== DATASET ENTRIES ==
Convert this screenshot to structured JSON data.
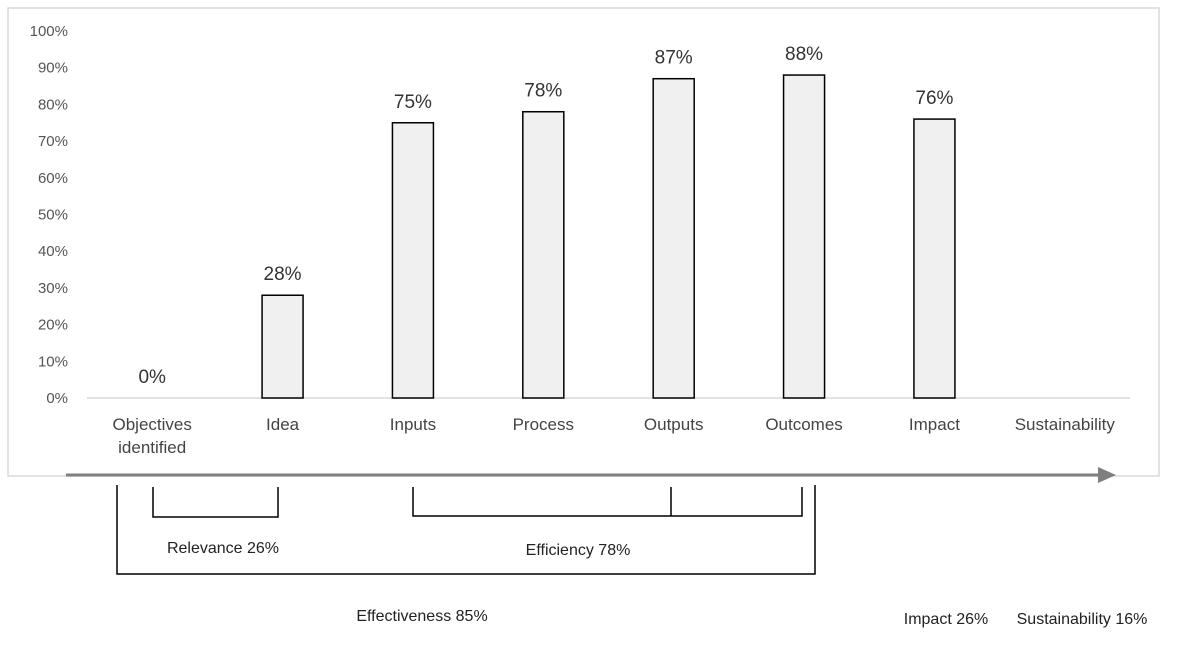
{
  "chart_data": {
    "type": "bar",
    "categories": [
      [
        "Objectives",
        "identified"
      ],
      [
        "Idea"
      ],
      [
        "Inputs"
      ],
      [
        "Process"
      ],
      [
        "Outputs"
      ],
      [
        "Outcomes"
      ],
      [
        "Impact"
      ],
      [
        "Sustainability"
      ]
    ],
    "values": [
      0,
      28,
      75,
      78,
      87,
      88,
      76,
      null
    ],
    "data_labels": [
      "0%",
      "28%",
      "75%",
      "78%",
      "87%",
      "88%",
      "76%",
      ""
    ],
    "ylim": [
      0,
      100
    ],
    "y_ticks": [
      "0%",
      "10%",
      "20%",
      "30%",
      "40%",
      "50%",
      "60%",
      "70%",
      "80%",
      "90%",
      "100%"
    ],
    "grid": false,
    "legend": "none",
    "colors": {
      "bar_fill": "#f0f0f0",
      "bar_stroke": "#000000",
      "arrow": "#7f7f7f",
      "frame": "#d9d9d9"
    }
  },
  "annotations": {
    "relevance": "Relevance 26%",
    "efficiency": "Efficiency 78%",
    "effectiveness": "Effectiveness 85%",
    "impact": "Impact 26%",
    "sustainability": "Sustainability 16%"
  }
}
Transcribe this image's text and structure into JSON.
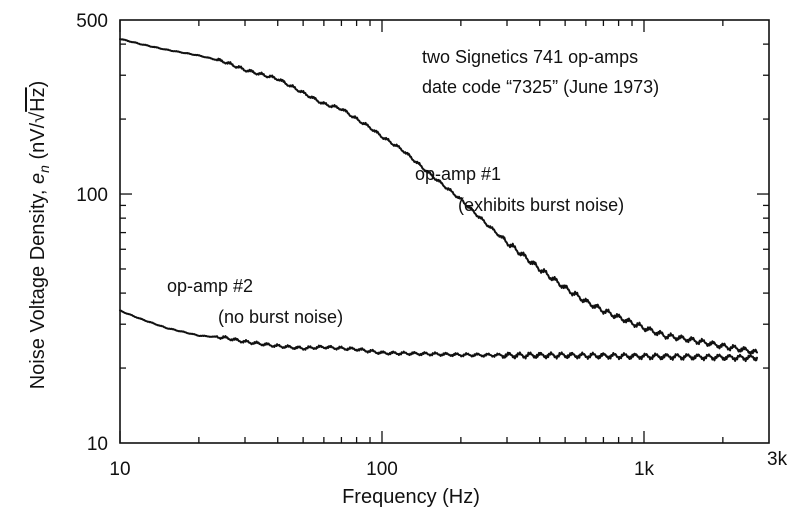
{
  "chart_data": {
    "type": "line",
    "xscale": "log",
    "yscale": "log",
    "xlim": [
      10,
      3000
    ],
    "ylim": [
      10,
      500
    ],
    "grid": false,
    "xlabel": "Frequency (Hz)",
    "ylabel_prefix": "Noise Voltage Density, ",
    "ylabel_symbol": "e",
    "ylabel_sub": "n",
    "ylabel_unit_open": " (nV/",
    "ylabel_unit_sqrt": "√",
    "ylabel_unit_hz": "Hz",
    "ylabel_unit_close": ")",
    "x_ticks": [
      {
        "value": 10,
        "label": "10"
      },
      {
        "value": 100,
        "label": "100"
      },
      {
        "value": 1000,
        "label": "1k"
      },
      {
        "value": 3000,
        "label": "3k"
      }
    ],
    "y_ticks": [
      {
        "value": 10,
        "label": "10"
      },
      {
        "value": 100,
        "label": "100"
      },
      {
        "value": 500,
        "label": "500"
      }
    ],
    "annotations": {
      "info_line1": "two Signetics 741 op-amps",
      "info_line2": "date code “7325” (June 1973)",
      "s1_line1": "op-amp #1",
      "s1_line2": "(exhibits burst noise)",
      "s2_line1": "op-amp #2",
      "s2_line2": "(no burst noise)"
    },
    "series": [
      {
        "name": "op-amp #1",
        "x": [
          10,
          12,
          15,
          20,
          25,
          30,
          40,
          50,
          60,
          70,
          80,
          90,
          100,
          120,
          150,
          200,
          250,
          300,
          400,
          500,
          600,
          700,
          800,
          1000,
          1200,
          1500,
          2000,
          2500,
          2700
        ],
        "y": [
          420,
          400,
          380,
          360,
          340,
          315,
          290,
          255,
          230,
          220,
          200,
          185,
          170,
          150,
          122,
          95,
          76,
          64,
          50,
          42,
          37,
          34,
          32,
          29,
          27,
          26,
          24.5,
          23.5,
          23
        ]
      },
      {
        "name": "op-amp #2",
        "x": [
          10,
          12,
          15,
          20,
          25,
          30,
          40,
          50,
          60,
          70,
          80,
          100,
          150,
          200,
          300,
          500,
          700,
          1000,
          1500,
          2000,
          2500,
          2700
        ],
        "y": [
          34,
          31.5,
          29,
          27,
          26.5,
          25.5,
          24.5,
          24,
          24.3,
          24,
          23.8,
          23,
          22.8,
          22.6,
          22.5,
          22.5,
          22.4,
          22.3,
          22.2,
          22.1,
          22,
          22
        ]
      }
    ]
  }
}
===
_WHAT YOU WILL DO_
Gather each line of the records holding the string "Sustainability".

_FINISHED ANSWER_
        "Sustainability"
    "sustainability": "Sustainability 16%"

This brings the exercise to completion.